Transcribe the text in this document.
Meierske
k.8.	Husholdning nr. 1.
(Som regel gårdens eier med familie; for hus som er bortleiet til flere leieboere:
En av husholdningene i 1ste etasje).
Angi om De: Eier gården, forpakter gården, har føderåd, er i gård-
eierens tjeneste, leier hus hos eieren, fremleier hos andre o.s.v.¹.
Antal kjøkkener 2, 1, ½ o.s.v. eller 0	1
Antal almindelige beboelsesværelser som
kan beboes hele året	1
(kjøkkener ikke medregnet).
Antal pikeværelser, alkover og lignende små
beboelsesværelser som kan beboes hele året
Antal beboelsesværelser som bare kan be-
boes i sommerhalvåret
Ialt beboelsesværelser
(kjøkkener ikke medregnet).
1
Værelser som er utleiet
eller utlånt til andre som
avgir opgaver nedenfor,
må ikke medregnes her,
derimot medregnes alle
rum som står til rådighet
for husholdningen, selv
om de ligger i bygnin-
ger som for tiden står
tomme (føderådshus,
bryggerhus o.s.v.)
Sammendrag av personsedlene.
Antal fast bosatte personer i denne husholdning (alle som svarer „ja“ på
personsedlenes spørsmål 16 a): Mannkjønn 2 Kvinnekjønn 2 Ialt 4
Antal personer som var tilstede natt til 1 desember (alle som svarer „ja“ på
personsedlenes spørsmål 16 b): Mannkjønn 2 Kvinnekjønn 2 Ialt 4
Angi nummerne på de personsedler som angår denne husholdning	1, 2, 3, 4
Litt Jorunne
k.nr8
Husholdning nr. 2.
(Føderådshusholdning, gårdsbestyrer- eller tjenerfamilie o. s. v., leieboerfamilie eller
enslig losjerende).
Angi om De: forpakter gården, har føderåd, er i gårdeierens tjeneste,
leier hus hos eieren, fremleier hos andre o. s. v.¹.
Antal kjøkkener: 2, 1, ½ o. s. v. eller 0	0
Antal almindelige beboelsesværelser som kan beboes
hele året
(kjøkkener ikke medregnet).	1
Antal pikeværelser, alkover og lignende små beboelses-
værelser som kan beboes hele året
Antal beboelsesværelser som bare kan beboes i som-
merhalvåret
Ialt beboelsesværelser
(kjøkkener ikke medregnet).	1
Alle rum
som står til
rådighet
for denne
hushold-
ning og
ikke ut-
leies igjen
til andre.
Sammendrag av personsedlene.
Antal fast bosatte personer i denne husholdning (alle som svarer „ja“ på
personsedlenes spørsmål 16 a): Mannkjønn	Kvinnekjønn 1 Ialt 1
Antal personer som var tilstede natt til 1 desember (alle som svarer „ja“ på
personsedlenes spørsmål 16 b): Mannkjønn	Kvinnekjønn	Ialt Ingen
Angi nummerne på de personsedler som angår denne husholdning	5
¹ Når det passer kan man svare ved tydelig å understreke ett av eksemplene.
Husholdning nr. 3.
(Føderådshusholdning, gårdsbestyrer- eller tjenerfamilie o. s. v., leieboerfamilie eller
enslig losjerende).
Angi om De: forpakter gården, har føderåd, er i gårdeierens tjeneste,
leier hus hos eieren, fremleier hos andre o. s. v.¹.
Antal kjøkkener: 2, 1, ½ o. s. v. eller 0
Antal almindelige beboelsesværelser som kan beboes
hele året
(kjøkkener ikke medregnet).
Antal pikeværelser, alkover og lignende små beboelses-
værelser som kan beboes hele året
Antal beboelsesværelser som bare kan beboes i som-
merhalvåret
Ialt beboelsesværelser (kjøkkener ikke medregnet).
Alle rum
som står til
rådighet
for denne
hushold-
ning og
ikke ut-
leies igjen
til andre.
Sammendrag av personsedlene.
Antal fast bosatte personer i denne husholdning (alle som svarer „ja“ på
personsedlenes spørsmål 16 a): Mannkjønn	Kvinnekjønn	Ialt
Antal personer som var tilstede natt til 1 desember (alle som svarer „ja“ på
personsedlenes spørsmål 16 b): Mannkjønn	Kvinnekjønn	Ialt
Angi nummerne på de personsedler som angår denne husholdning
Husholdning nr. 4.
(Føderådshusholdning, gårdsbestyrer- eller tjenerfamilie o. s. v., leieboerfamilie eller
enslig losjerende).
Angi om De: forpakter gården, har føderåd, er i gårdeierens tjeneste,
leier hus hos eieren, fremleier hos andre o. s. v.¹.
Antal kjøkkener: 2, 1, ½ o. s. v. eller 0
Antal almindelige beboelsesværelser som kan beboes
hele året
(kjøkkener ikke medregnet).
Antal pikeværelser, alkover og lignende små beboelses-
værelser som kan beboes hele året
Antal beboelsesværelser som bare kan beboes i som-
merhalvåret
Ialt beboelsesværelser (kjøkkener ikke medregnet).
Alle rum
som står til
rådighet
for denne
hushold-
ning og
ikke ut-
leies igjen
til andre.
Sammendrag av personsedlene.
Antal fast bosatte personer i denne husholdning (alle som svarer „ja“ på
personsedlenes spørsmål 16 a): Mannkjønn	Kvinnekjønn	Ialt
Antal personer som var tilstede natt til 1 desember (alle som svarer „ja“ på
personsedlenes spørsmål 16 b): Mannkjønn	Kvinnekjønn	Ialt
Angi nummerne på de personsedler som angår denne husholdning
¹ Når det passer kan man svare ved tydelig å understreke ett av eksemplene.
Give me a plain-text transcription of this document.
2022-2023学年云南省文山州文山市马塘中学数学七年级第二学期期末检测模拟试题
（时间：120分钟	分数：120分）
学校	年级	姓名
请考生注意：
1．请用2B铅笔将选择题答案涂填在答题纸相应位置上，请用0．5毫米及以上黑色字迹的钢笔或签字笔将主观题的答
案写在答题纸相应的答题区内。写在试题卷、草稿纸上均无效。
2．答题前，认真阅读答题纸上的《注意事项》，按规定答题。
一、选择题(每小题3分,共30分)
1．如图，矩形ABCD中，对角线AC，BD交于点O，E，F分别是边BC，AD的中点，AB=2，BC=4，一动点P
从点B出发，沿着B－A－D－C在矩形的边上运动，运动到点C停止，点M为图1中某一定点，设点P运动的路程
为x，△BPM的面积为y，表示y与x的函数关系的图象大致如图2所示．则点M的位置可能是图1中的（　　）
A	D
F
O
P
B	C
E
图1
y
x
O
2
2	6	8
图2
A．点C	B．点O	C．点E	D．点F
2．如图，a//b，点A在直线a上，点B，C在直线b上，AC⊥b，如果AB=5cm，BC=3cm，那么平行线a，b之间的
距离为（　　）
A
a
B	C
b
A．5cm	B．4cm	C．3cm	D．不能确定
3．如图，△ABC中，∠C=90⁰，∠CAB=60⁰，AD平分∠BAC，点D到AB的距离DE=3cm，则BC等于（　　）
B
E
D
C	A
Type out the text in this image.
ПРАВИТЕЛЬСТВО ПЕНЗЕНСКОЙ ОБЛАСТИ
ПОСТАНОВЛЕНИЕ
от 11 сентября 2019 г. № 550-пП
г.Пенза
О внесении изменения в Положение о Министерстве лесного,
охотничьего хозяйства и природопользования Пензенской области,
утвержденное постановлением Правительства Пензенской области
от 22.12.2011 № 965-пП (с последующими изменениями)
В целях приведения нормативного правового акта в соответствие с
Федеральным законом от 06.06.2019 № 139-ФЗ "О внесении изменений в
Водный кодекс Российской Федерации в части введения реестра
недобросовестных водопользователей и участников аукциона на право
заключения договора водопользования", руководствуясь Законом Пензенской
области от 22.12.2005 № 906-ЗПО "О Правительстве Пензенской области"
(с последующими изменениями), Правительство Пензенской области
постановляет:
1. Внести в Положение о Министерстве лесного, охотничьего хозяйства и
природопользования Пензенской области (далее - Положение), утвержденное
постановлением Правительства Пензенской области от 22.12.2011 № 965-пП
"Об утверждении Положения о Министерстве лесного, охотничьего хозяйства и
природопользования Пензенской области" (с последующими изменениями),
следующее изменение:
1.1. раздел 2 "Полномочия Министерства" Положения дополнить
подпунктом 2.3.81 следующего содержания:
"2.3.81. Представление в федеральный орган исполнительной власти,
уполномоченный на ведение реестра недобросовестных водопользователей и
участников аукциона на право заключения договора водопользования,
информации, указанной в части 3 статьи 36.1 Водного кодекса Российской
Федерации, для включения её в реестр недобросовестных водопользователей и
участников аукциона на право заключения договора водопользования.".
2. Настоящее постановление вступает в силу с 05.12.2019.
........
PROBLEM TO WORK ON -> Which lines hold the word "Kvinnekjønn"? Show each one.

FINISHED EXERCISE ->
personsedlenes spørsmål 16 a): Mannkjønn 2 Kvinnekjønn 2 Ialt 4
personsedlenes spørsmål 16 b): Mannkjønn 2 Kvinnekjønn 2 Ialt 4
personsedlenes spørsmål 16 a): Mannkjønn	Kvinnekjønn 1 Ialt 1
personsedlenes spørsmål 16 b): Mannkjønn	Kvinnekjønn	Ialt Ingen
personsedlenes spørsmål 16 a): Mannkjønn	Kvinnekjønn	Ialt
personsedlenes spørsmål 16 b): Mannkjønn	Kvinnekjønn	Ialt
personsedlenes spørsmål 16 a): Mannkjønn	Kvinnekjønn	Ialt
personsedlenes spørsmål 16 b): Mannkjønn	Kvinnekjønn	Ialt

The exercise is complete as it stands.